[Lines of data]
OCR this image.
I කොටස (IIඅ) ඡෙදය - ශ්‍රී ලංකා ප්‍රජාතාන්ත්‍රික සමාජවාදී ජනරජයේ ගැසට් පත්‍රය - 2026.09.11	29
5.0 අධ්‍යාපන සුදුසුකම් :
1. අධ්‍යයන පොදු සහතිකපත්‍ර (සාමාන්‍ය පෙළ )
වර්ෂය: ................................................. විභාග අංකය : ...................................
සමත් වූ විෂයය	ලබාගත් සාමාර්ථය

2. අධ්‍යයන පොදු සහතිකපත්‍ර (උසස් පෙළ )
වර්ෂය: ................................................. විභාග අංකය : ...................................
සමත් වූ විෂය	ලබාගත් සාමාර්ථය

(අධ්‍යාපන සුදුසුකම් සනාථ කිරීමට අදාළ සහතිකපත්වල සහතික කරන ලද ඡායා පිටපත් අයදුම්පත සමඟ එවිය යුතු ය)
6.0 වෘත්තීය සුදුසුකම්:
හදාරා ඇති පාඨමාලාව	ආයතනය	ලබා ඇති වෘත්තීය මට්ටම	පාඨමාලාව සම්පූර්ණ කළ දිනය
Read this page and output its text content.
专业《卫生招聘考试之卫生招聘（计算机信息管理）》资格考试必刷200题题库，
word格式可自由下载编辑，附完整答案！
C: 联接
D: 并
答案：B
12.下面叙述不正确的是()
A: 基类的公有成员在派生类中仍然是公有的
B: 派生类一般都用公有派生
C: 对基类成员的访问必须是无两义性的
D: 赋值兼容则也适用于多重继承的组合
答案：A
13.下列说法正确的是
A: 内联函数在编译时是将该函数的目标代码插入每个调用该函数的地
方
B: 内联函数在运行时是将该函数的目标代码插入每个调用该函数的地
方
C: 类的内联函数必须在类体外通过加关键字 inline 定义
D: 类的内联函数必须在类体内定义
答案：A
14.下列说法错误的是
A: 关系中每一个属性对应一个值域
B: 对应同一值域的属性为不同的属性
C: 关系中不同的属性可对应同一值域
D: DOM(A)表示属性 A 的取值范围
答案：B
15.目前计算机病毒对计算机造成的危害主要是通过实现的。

* Exercise instructions *
Write out the data again, exactly and in full.

* Result *
OCR this image.
I කොටස (IIඅ) ඡෙදය - ශ්‍රී ලංකා ප්‍රජාතාන්ත්‍රික සමාජවාදී ජනරජයේ ගැසට් පත්‍රය - 2026.09.11	29
5.0 අධ්‍යාපන සුදුසුකම් :
1. අධ්‍යයන පොදු සහතිකපත්‍ර (සාමාන්‍ය පෙළ )
වර්ෂය: ................................................. විභාග අංකය : ...................................
සමත් වූ විෂයය	ලබාගත් සාමාර්ථය

2. අධ්‍යයන පොදු සහතිකපත්‍ර (උසස් පෙළ )
වර්ෂය: ................................................. විභාග අංකය : ...................................
සමත් වූ විෂය	ලබාගත් සාමාර්ථය

(අධ්‍යාපන සුදුසුකම් සනාථ කිරීමට අදාළ සහතිකපත්වල සහතික කරන ලද ඡායා පිටපත් අයදුම්පත සමඟ එවිය යුතු ය)
6.0 වෘත්තීය සුදුසුකම්:
හදාරා ඇති පාඨමාලාව	ආයතනය	ලබා ඇති වෘත්තීය මට්ටම	පාඨමාලාව සම්පූර්ණ කළ දිනය
Read this page and output its text content.
专业《卫生招聘考试之卫生招聘（计算机信息管理）》资格考试必刷200题题库，
word格式可自由下载编辑，附完整答案！
C: 联接
D: 并
答案：B
12.下面叙述不正确的是()
A: 基类的公有成员在派生类中仍然是公有的
B: 派生类一般都用公有派生
C: 对基类成员的访问必须是无两义性的
D: 赋值兼容则也适用于多重继承的组合
答案：A
13.下列说法正确的是
A: 内联函数在编译时是将该函数的目标代码插入每个调用该函数的地
方
B: 内联函数在运行时是将该函数的目标代码插入每个调用该函数的地
方
C: 类的内联函数必须在类体外通过加关键字 inline 定义
D: 类的内联函数必须在类体内定义
答案：A
14.下列说法错误的是
A: 关系中每一个属性对应一个值域
B: 对应同一值域的属性为不同的属性
C: 关系中不同的属性可对应同一值域
D: DOM(A)表示属性 A 的取值范围
答案：B
15.目前计算机病毒对计算机造成的危害主要是通过实现的。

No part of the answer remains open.